DIRECTIONS — Wherever the string "workflows" occurs in a line of these records, report that line.

GIVEN RECORDS —
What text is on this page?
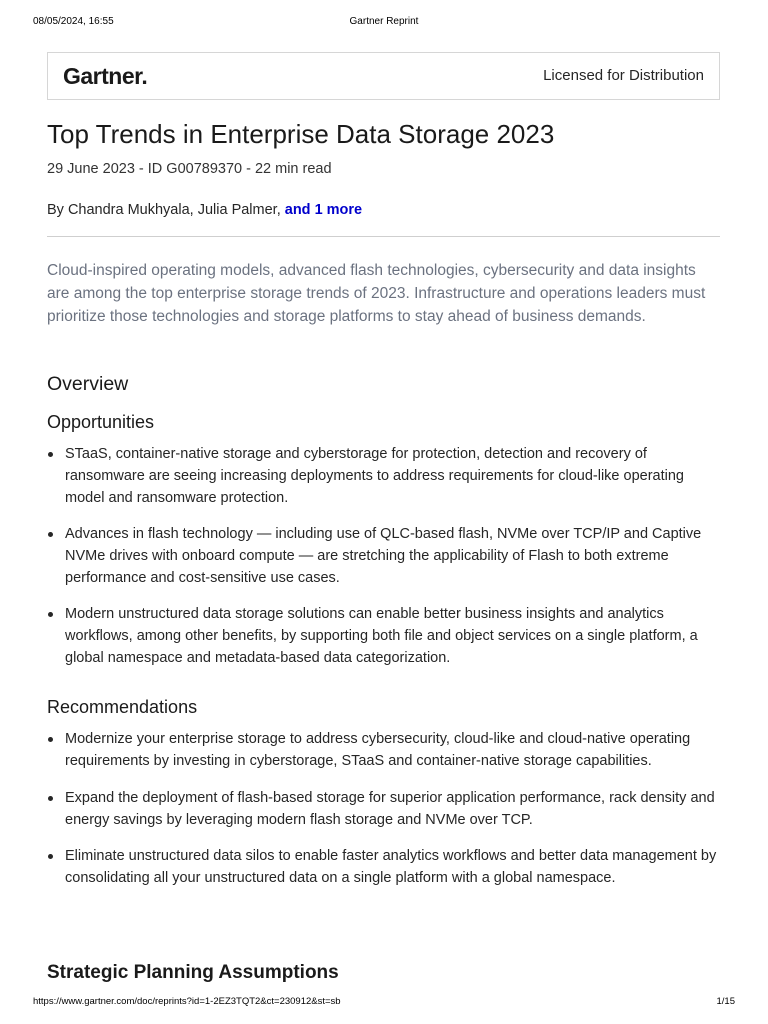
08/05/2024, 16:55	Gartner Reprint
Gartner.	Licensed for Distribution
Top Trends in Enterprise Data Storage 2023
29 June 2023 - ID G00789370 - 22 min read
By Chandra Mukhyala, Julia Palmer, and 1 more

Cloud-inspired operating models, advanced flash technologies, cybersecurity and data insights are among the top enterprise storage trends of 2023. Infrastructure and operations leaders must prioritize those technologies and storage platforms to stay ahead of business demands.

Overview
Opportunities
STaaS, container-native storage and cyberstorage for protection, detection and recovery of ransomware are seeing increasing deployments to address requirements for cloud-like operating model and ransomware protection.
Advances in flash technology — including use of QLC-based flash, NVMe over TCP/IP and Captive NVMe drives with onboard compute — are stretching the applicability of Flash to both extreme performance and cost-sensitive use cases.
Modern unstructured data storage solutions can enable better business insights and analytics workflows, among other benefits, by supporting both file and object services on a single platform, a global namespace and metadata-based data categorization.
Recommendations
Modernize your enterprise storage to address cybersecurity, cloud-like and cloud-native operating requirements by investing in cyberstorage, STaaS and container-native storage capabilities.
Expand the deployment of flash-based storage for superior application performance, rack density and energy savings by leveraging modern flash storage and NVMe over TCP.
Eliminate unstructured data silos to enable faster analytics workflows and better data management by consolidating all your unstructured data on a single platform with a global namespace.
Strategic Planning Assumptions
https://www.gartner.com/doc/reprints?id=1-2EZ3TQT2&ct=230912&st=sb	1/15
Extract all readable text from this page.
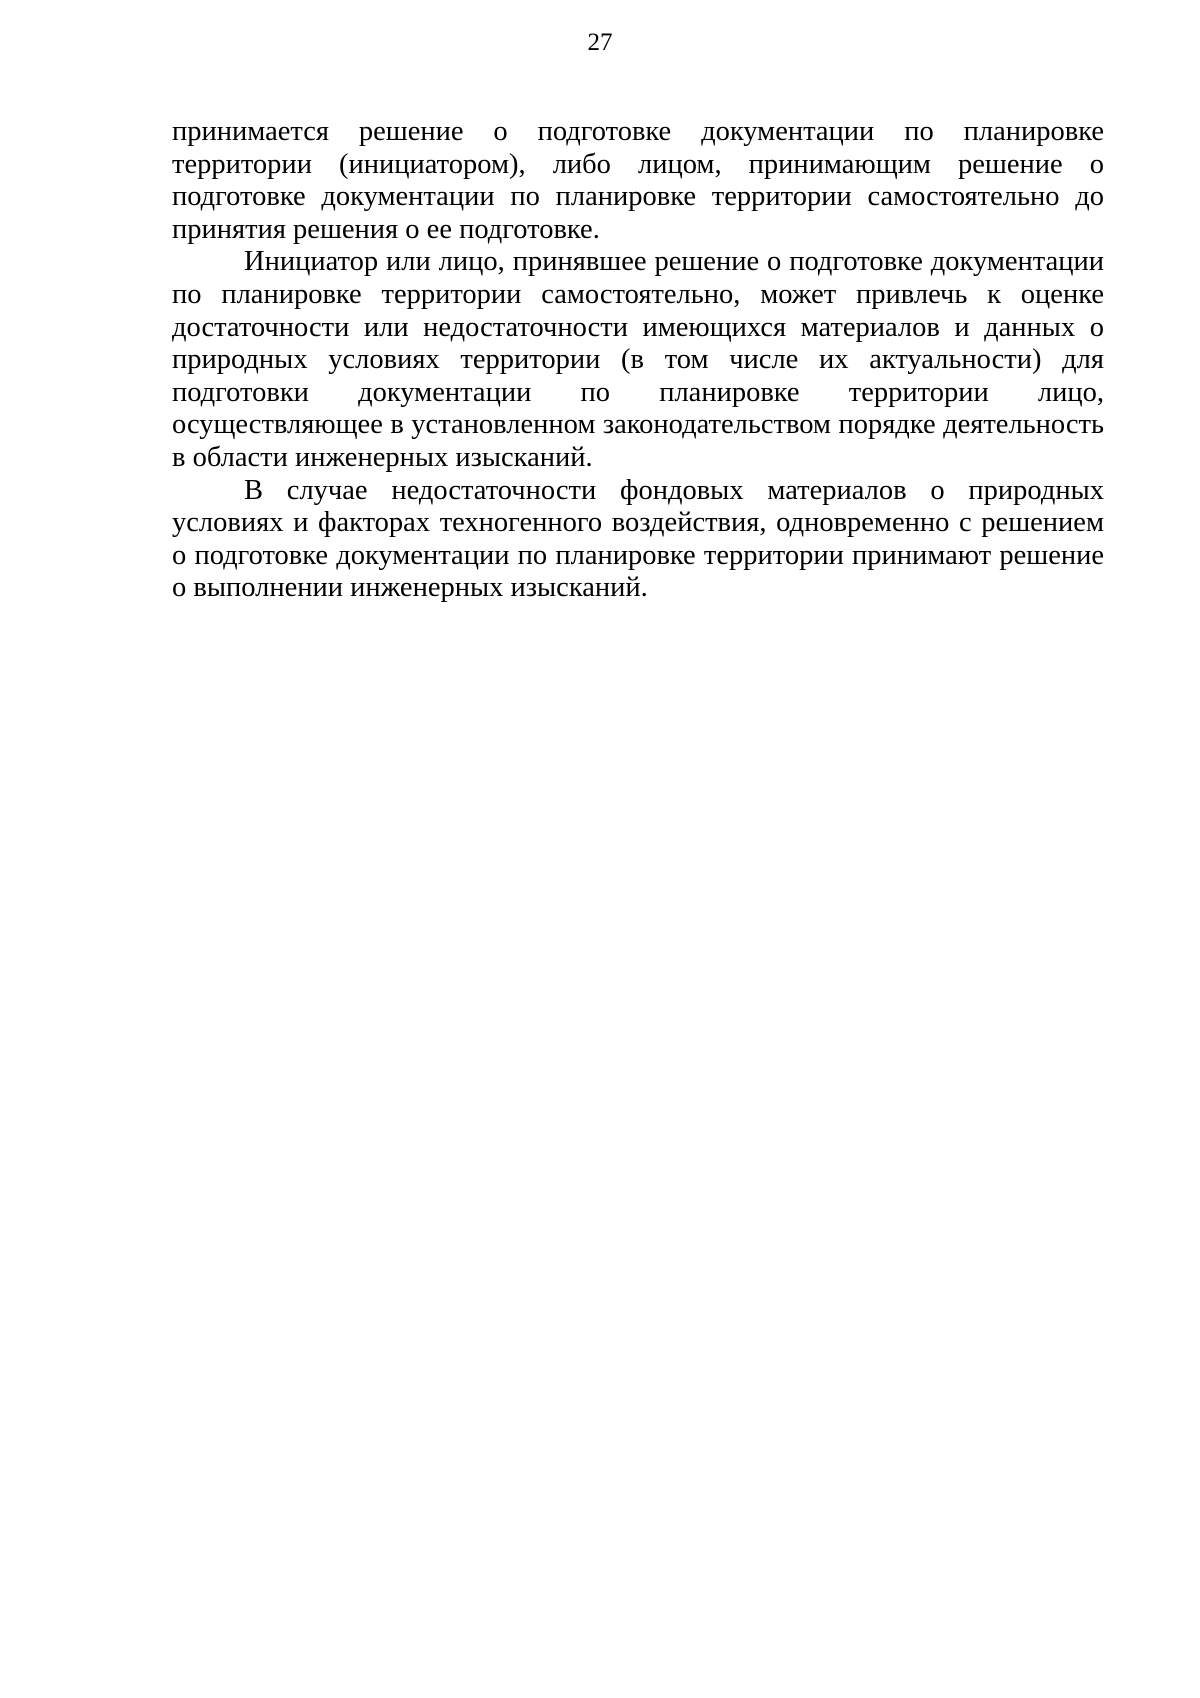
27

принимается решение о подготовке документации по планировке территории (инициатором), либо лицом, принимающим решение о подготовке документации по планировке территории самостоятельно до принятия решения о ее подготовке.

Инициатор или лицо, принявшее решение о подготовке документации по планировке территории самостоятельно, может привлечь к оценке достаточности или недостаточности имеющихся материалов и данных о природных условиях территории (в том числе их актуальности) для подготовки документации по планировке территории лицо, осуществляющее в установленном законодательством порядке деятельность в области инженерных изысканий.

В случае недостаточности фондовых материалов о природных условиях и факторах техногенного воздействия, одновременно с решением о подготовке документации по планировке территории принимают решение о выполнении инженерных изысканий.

==

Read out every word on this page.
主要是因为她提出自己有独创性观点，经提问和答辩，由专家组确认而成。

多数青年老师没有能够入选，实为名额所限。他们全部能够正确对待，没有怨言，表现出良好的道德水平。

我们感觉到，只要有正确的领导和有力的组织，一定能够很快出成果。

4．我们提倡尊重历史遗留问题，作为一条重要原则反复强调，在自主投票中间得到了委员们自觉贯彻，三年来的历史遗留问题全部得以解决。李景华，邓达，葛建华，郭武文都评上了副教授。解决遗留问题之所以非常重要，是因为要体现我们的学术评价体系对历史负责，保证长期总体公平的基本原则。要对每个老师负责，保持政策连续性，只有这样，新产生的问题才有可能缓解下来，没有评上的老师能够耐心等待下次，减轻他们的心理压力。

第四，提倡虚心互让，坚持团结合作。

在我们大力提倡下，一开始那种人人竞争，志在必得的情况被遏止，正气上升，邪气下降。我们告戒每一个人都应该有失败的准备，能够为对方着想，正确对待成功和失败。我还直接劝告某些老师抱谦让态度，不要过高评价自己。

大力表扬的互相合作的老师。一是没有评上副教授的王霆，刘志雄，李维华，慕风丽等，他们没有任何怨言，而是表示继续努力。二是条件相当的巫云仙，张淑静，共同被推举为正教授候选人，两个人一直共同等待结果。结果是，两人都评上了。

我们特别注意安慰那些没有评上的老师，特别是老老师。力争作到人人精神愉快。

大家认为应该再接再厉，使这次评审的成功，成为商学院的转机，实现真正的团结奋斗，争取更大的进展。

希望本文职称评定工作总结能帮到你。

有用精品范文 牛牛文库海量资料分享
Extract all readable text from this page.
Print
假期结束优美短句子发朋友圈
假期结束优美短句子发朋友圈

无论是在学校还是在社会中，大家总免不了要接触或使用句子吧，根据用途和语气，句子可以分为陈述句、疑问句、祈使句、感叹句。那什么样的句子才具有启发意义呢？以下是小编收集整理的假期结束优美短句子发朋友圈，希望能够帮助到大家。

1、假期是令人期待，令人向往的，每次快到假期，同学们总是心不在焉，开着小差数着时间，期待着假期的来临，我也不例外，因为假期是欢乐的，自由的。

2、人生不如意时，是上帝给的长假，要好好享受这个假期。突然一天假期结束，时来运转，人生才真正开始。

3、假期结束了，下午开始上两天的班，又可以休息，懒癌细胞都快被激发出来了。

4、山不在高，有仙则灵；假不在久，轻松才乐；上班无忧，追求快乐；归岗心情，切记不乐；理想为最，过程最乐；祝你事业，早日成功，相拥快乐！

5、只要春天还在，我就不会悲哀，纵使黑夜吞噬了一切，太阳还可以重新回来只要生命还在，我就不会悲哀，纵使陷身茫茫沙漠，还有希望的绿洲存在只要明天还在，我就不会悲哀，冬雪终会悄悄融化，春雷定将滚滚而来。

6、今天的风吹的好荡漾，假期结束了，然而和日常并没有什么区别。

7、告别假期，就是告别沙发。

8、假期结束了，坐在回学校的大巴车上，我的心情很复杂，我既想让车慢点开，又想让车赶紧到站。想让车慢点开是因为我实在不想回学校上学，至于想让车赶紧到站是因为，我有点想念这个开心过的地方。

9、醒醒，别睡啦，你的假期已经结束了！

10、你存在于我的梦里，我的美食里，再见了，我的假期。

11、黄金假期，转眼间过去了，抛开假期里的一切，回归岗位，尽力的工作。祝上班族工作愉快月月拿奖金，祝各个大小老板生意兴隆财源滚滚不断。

RESULT —
Modern unstructured data storage solutions can enable better business insights and analytics workflows, among other benefits, by supporting both file and object services on a single platform, a global namespace and metadata-based data categorization.
Eliminate unstructured data silos to enable faster analytics workflows and better data management by consolidating all your unstructured data on a single platform with a global namespace.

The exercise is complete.